Data to use:
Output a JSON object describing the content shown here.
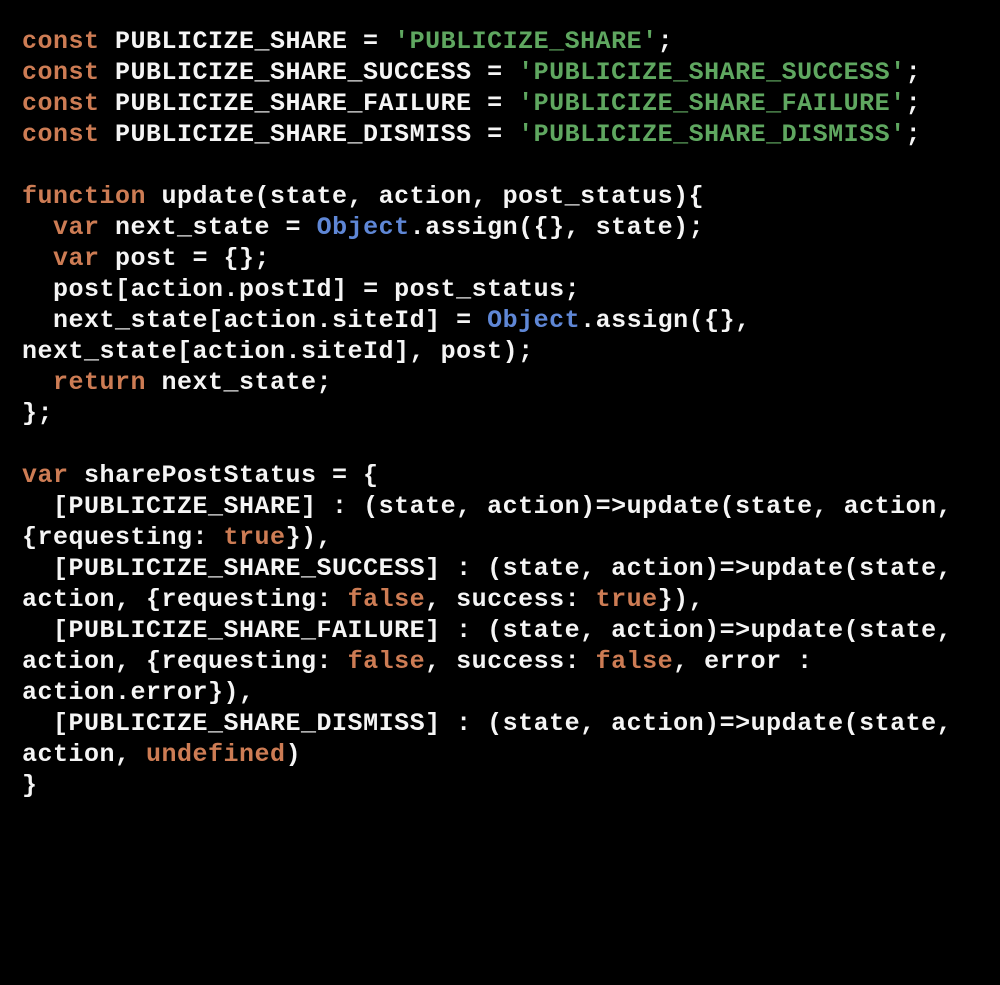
{
  "code": {
    "lines": [
      [
        {
          "cls": "tok-kw",
          "t": "const"
        },
        {
          "cls": "tok-def",
          "t": " PUBLICIZE_SHARE = "
        },
        {
          "cls": "tok-str",
          "t": "'PUBLICIZE_SHARE'"
        },
        {
          "cls": "tok-def",
          "t": ";"
        }
      ],
      [
        {
          "cls": "tok-kw",
          "t": "const"
        },
        {
          "cls": "tok-def",
          "t": " PUBLICIZE_SHARE_SUCCESS = "
        },
        {
          "cls": "tok-str",
          "t": "'PUBLICIZE_SHARE_SUCCESS'"
        },
        {
          "cls": "tok-def",
          "t": ";"
        }
      ],
      [
        {
          "cls": "tok-kw",
          "t": "const"
        },
        {
          "cls": "tok-def",
          "t": " PUBLICIZE_SHARE_FAILURE = "
        },
        {
          "cls": "tok-str",
          "t": "'PUBLICIZE_SHARE_FAILURE'"
        },
        {
          "cls": "tok-def",
          "t": ";"
        }
      ],
      [
        {
          "cls": "tok-kw",
          "t": "const"
        },
        {
          "cls": "tok-def",
          "t": " PUBLICIZE_SHARE_DISMISS = "
        },
        {
          "cls": "tok-str",
          "t": "'PUBLICIZE_SHARE_DISMISS'"
        },
        {
          "cls": "tok-def",
          "t": ";"
        }
      ],
      [],
      [
        {
          "cls": "tok-kw",
          "t": "function"
        },
        {
          "cls": "tok-def",
          "t": " update(state, action, post_status){"
        }
      ],
      [
        {
          "cls": "tok-def",
          "t": "  "
        },
        {
          "cls": "tok-kw",
          "t": "var"
        },
        {
          "cls": "tok-def",
          "t": " next_state = "
        },
        {
          "cls": "tok-obj",
          "t": "Object"
        },
        {
          "cls": "tok-def",
          "t": ".assign({}, state);"
        }
      ],
      [
        {
          "cls": "tok-def",
          "t": "  "
        },
        {
          "cls": "tok-kw",
          "t": "var"
        },
        {
          "cls": "tok-def",
          "t": " post = {};"
        }
      ],
      [
        {
          "cls": "tok-def",
          "t": "  post[action.postId] = post_status;"
        }
      ],
      [
        {
          "cls": "tok-def",
          "t": "  next_state[action.siteId] = "
        },
        {
          "cls": "tok-obj",
          "t": "Object"
        },
        {
          "cls": "tok-def",
          "t": ".assign({}, next_state[action.siteId], post);"
        }
      ],
      [
        {
          "cls": "tok-def",
          "t": "  "
        },
        {
          "cls": "tok-kw",
          "t": "return"
        },
        {
          "cls": "tok-def",
          "t": " next_state;"
        }
      ],
      [
        {
          "cls": "tok-def",
          "t": "};"
        }
      ],
      [],
      [
        {
          "cls": "tok-kw",
          "t": "var"
        },
        {
          "cls": "tok-def",
          "t": " sharePostStatus = {"
        }
      ],
      [
        {
          "cls": "tok-def",
          "t": "  [PUBLICIZE_SHARE] : (state, action)=>update(state, action, {requesting: "
        },
        {
          "cls": "tok-lit",
          "t": "true"
        },
        {
          "cls": "tok-def",
          "t": "}),"
        }
      ],
      [
        {
          "cls": "tok-def",
          "t": "  [PUBLICIZE_SHARE_SUCCESS] : (state, action)=>update(state, action, {requesting: "
        },
        {
          "cls": "tok-lit",
          "t": "false"
        },
        {
          "cls": "tok-def",
          "t": ", success: "
        },
        {
          "cls": "tok-lit",
          "t": "true"
        },
        {
          "cls": "tok-def",
          "t": "}),"
        }
      ],
      [
        {
          "cls": "tok-def",
          "t": "  [PUBLICIZE_SHARE_FAILURE] : (state, action)=>update(state, action, {requesting: "
        },
        {
          "cls": "tok-lit",
          "t": "false"
        },
        {
          "cls": "tok-def",
          "t": ", success: "
        },
        {
          "cls": "tok-lit",
          "t": "false"
        },
        {
          "cls": "tok-def",
          "t": ", error : action.error}),"
        }
      ],
      [
        {
          "cls": "tok-def",
          "t": "  [PUBLICIZE_SHARE_DISMISS] : (state, action)=>update(state, action, "
        },
        {
          "cls": "tok-lit",
          "t": "undefined"
        },
        {
          "cls": "tok-def",
          "t": ")"
        }
      ],
      [
        {
          "cls": "tok-def",
          "t": "}"
        }
      ]
    ]
  }
}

What you are asked to do: Write out the whole listing exactly, and drop the pictures.

Full solution:
Output a JSON object describing the content shown here.
{
  "code": {
    "lines": [
      [
        {
          "cls": "tok-kw",
          "t": "const"
        },
        {
          "cls": "tok-def",
          "t": " PUBLICIZE_SHARE = "
        },
        {
          "cls": "tok-str",
          "t": "'PUBLICIZE_SHARE'"
        },
        {
          "cls": "tok-def",
          "t": ";"
        }
      ],
      [
        {
          "cls": "tok-kw",
          "t": "const"
        },
        {
          "cls": "tok-def",
          "t": " PUBLICIZE_SHARE_SUCCESS = "
        },
        {
          "cls": "tok-str",
          "t": "'PUBLICIZE_SHARE_SUCCESS'"
        },
        {
          "cls": "tok-def",
          "t": ";"
        }
      ],
      [
        {
          "cls": "tok-kw",
          "t": "const"
        },
        {
          "cls": "tok-def",
          "t": " PUBLICIZE_SHARE_FAILURE = "
        },
        {
          "cls": "tok-str",
          "t": "'PUBLICIZE_SHARE_FAILURE'"
        },
        {
          "cls": "tok-def",
          "t": ";"
        }
      ],
      [
        {
          "cls": "tok-kw",
          "t": "const"
        },
        {
          "cls": "tok-def",
          "t": " PUBLICIZE_SHARE_DISMISS = "
        },
        {
          "cls": "tok-str",
          "t": "'PUBLICIZE_SHARE_DISMISS'"
        },
        {
          "cls": "tok-def",
          "t": ";"
        }
      ],
      [],
      [
        {
          "cls": "tok-kw",
          "t": "function"
        },
        {
          "cls": "tok-def",
          "t": " update(state, action, post_status){"
        }
      ],
      [
        {
          "cls": "tok-def",
          "t": "  "
        },
        {
          "cls": "tok-kw",
          "t": "var"
        },
        {
          "cls": "tok-def",
          "t": " next_state = "
        },
        {
          "cls": "tok-obj",
          "t": "Object"
        },
        {
          "cls": "tok-def",
          "t": ".assign({}, state);"
        }
      ],
      [
        {
          "cls": "tok-def",
          "t": "  "
        },
        {
          "cls": "tok-kw",
          "t": "var"
        },
        {
          "cls": "tok-def",
          "t": " post = {};"
        }
      ],
      [
        {
          "cls": "tok-def",
          "t": "  post[action.postId] = post_status;"
        }
      ],
      [
        {
          "cls": "tok-def",
          "t": "  next_state[action.siteId] = "
        },
        {
          "cls": "tok-obj",
          "t": "Object"
        },
        {
          "cls": "tok-def",
          "t": ".assign({}, next_state[action.siteId], post);"
        }
      ],
      [
        {
          "cls": "tok-def",
          "t": "  "
        },
        {
          "cls": "tok-kw",
          "t": "return"
        },
        {
          "cls": "tok-def",
          "t": " next_state;"
        }
      ],
      [
        {
          "cls": "tok-def",
          "t": "};"
        }
      ],
      [],
      [
        {
          "cls": "tok-kw",
          "t": "var"
        },
        {
          "cls": "tok-def",
          "t": " sharePostStatus = {"
        }
      ],
      [
        {
          "cls": "tok-def",
          "t": "  [PUBLICIZE_SHARE] : (state, action)=>update(state, action, {requesting: "
        },
        {
          "cls": "tok-lit",
          "t": "true"
        },
        {
          "cls": "tok-def",
          "t": "}),"
        }
      ],
      [
        {
          "cls": "tok-def",
          "t": "  [PUBLICIZE_SHARE_SUCCESS] : (state, action)=>update(state, action, {requesting: "
        },
        {
          "cls": "tok-lit",
          "t": "false"
        },
        {
          "cls": "tok-def",
          "t": ", success: "
        },
        {
          "cls": "tok-lit",
          "t": "true"
        },
        {
          "cls": "tok-def",
          "t": "}),"
        }
      ],
      [
        {
          "cls": "tok-def",
          "t": "  [PUBLICIZE_SHARE_FAILURE] : (state, action)=>update(state, action, {requesting: "
        },
        {
          "cls": "tok-lit",
          "t": "false"
        },
        {
          "cls": "tok-def",
          "t": ", success: "
        },
        {
          "cls": "tok-lit",
          "t": "false"
        },
        {
          "cls": "tok-def",
          "t": ", error : action.error}),"
        }
      ],
      [
        {
          "cls": "tok-def",
          "t": "  [PUBLICIZE_SHARE_DISMISS] : (state, action)=>update(state, action, "
        },
        {
          "cls": "tok-lit",
          "t": "undefined"
        },
        {
          "cls": "tok-def",
          "t": ")"
        }
      ],
      [
        {
          "cls": "tok-def",
          "t": "}"
        }
      ]
    ]
  }
}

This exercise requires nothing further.